Extract every line below that contains the word "https".

-- begin --

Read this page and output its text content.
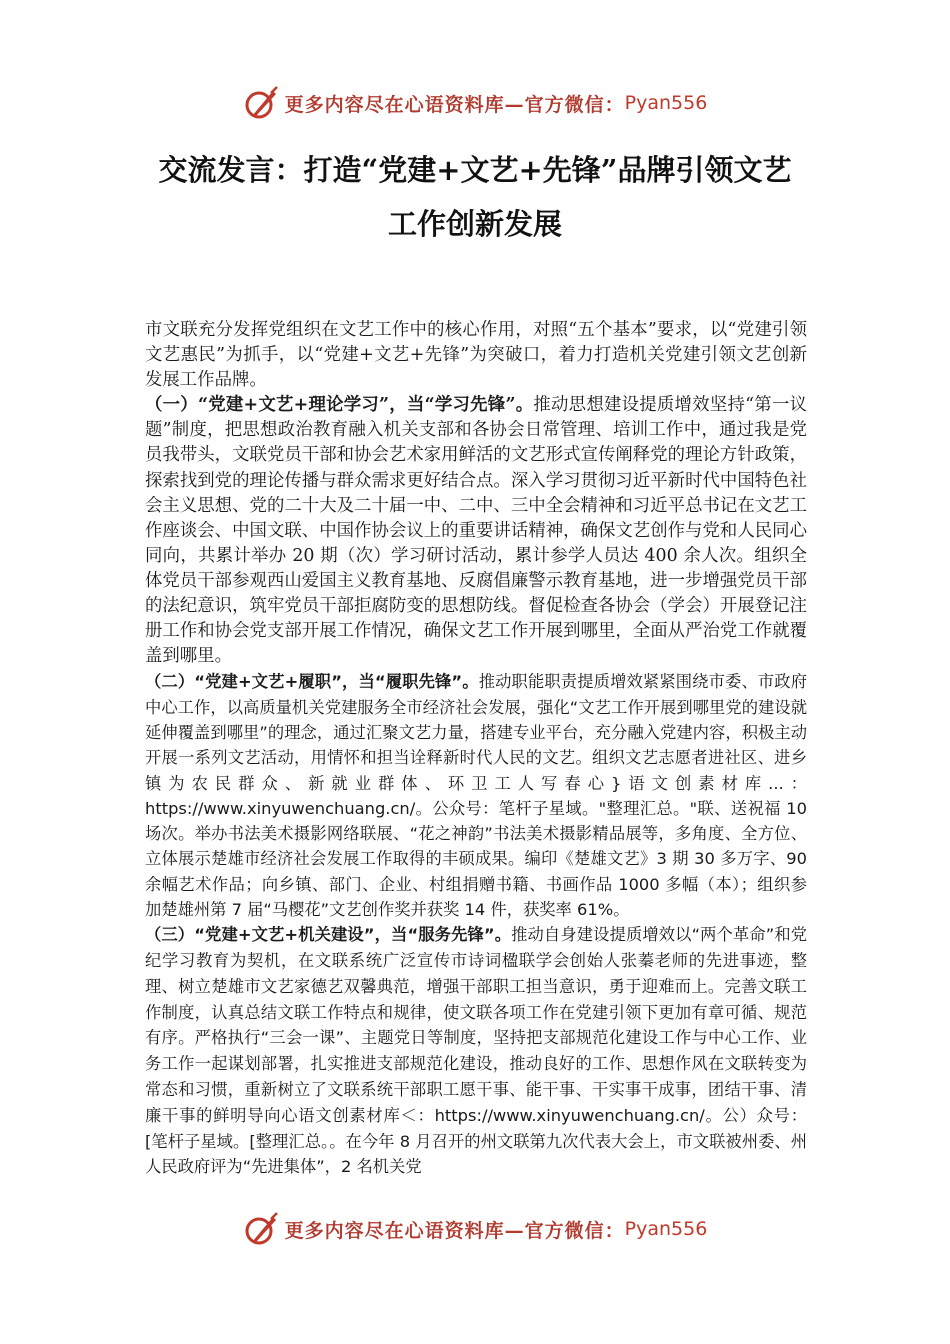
更多内容尽在心语资料库—官方微信： Pyan556
交流发言：打造“党建+文艺+先锋”品牌引领文艺
工作创新发展

市文联充分发挥党组织在文艺工作中的核心作用，对照“五个基本”要求，以“党建引领文艺惠民”为抓手，以“党建+文艺+先锋”为突破口，着力打造机关党建引领文艺创新发展工作品牌。

（一）“党建+文艺+理论学习”，当“学习先锋”。推动思想建设提质增效坚持“第一议题”制度，把思想政治教育融入机关支部和各协会日常管理、培训工作中，通过我是党员我带头，文联党员干部和协会艺术家用鲜活的文艺形式宣传阐释党的理论方针政策，探索找到党的理论传播与群众需求更好结合点。深入学习贯彻习近平新时代中国特色社会主义思想、党的二十大及二十届一中、二中、三中全会精神和习近平总书记在文艺工作座谈会、中国文联、中国作协会议上的重要讲话精神，确保文艺创作与党和人民同心同向，共累计举办 20 期（次）学习研讨活动，累计参学人员达 400 余人次。组织全体党员干部参观西山爱国主义教育基地、反腐倡廉警示教育基地，进一步增强党员干部的法纪意识，筑牢党员干部拒腐防变的思想防线。督促检查各协会（学会）开展登记注册工作和协会党支部开展工作情况，确保文艺工作开展到哪里，全面从严治党工作就覆盖到哪里。

（二）“党建+文艺+履职”，当“履职先锋”。推动职能职责提质增效紧紧围绕市委、市政府中心工作，以高质量机关党建服务全市经济社会发展，强化“文艺工作开展到哪里党的建设就延伸覆盖到哪里”的理念，通过汇聚文艺力量，搭建专业平台，充分融入党建内容，积极主动开展一系列文艺活动，用情怀和担当诠释新时代人民的文艺。组织文艺志愿者进社区、进乡镇为农民群众、新就业群体、环卫工人写春心}语文创素材库...：https://www.xinyuwenchuang.cn/。公众号：笔杆子星域。"整理汇总。"联、送祝福 10 场次。举办书法美术摄影网络联展、“花之神韵”书法美术摄影精品展等，多角度、全方位、立体展示楚雄市经济社会发展工作取得的丰硕成果。编印《楚雄文艺》3 期 30 多万字、90 余幅艺术作品；向乡镇、部门、企业、村组捐赠书籍、书画作品 1000 多幅（本）；组织参加楚雄州第 7 届“马樱花”文艺创作奖并获奖 14 件，获奖率 61%。

（三）“党建+文艺+机关建设”，当“服务先锋”。推动自身建设提质增效以“两个革命”和党纪学习教育为契机，在文联系统广泛宣传市诗词楹联学会创始人张蓁老师的先进事迹，整理、树立楚雄市文艺家德艺双馨典范，增强干部职工担当意识，勇于迎难而上。完善文联工作制度，认真总结文联工作特点和规律，使文联各项工作在党建引领下更加有章可循、规范有序。严格执行“三会一课”、主题党日等制度，坚持把支部规范化建设工作与中心工作、业务工作一起谋划部署，扎实推进支部规范化建设，推动良好的工作、思想作风在文联转变为常态和习惯，重新树立了文联系统干部职工愿干事、能干事、干实事干成事，团结干事、清廉干事的鲜明导向心语文创素材库＜：https://www.xinyuwenchuang.cn/。公）众号：[笔杆子星域。[整理汇总。。在今年 8 月召开的州文联第九次代表大会上，市文联被州委、州人民政府评为“先进集体”，2 名机关党

更多内容尽在心语资料库—官方微信： Pyan556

-- end --

### Complete response:
（二）“党建+文艺+履职”，当“履职先锋”。推动职能职责提质增效紧紧围绕市委、市政府中心工作，以高质量机关党建服务全市经济社会发展，强化“文艺工作开展到哪里党的建设就延伸覆盖到哪里”的理念，通过汇聚文艺力量，搭建专业平台，充分融入党建内容，积极主动开展一系列文艺活动，用情怀和担当诠释新时代人民的文艺。组织文艺志愿者进社区、进乡镇为农民群众、新就业群体、环卫工人写春心}语文创素材库...：https://www.xinyuwenchuang.cn/。公众号：笔杆子星域。"整理汇总。"联、送祝福 10 场次。举办书法美术摄影网络联展、“花之神韵”书法美术摄影精品展等，多角度、全方位、立体展示楚雄市经济社会发展工作取得的丰硕成果。编印《楚雄文艺》3 期 30 多万字、90 余幅艺术作品；向乡镇、部门、企业、村组捐赠书籍、书画作品 1000 多幅（本）；组织参加楚雄州第 7 届“马樱花”文艺创作奖并获奖 14 件，获奖率 61%。
（三）“党建+文艺+机关建设”，当“服务先锋”。推动自身建设提质增效以“两个革命”和党纪学习教育为契机，在文联系统广泛宣传市诗词楹联学会创始人张蓁老师的先进事迹，整理、树立楚雄市文艺家德艺双馨典范，增强干部职工担当意识，勇于迎难而上。完善文联工作制度，认真总结文联工作特点和规律，使文联各项工作在党建引领下更加有章可循、规范有序。严格执行“三会一课”、主题党日等制度，坚持把支部规范化建设工作与中心工作、业务工作一起谋划部署，扎实推进支部规范化建设，推动良好的工作、思想作风在文联转变为常态和习惯，重新树立了文联系统干部职工愿干事、能干事、干实事干成事，团结干事、清廉干事的鲜明导向心语文创素材库＜：https://www.xinyuwenchuang.cn/。公）众号：[笔杆子星域。[整理汇总。。在今年 8 月召开的州文联第九次代表大会上，市文联被州委、州人民政府评为“先进集体”，2 名机关党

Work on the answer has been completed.